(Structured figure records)

--- Start ---

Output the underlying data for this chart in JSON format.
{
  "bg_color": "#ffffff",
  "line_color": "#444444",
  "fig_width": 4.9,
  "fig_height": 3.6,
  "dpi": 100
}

--- End ---

All entries shown above should be printed again exactly.

> Task response
Output the underlying data for this chart in JSON format.
{
  "bg_color": "#ffffff",
  "line_color": "#444444",
  "fig_width": 4.9,
  "fig_height": 3.6,
  "dpi": 100
}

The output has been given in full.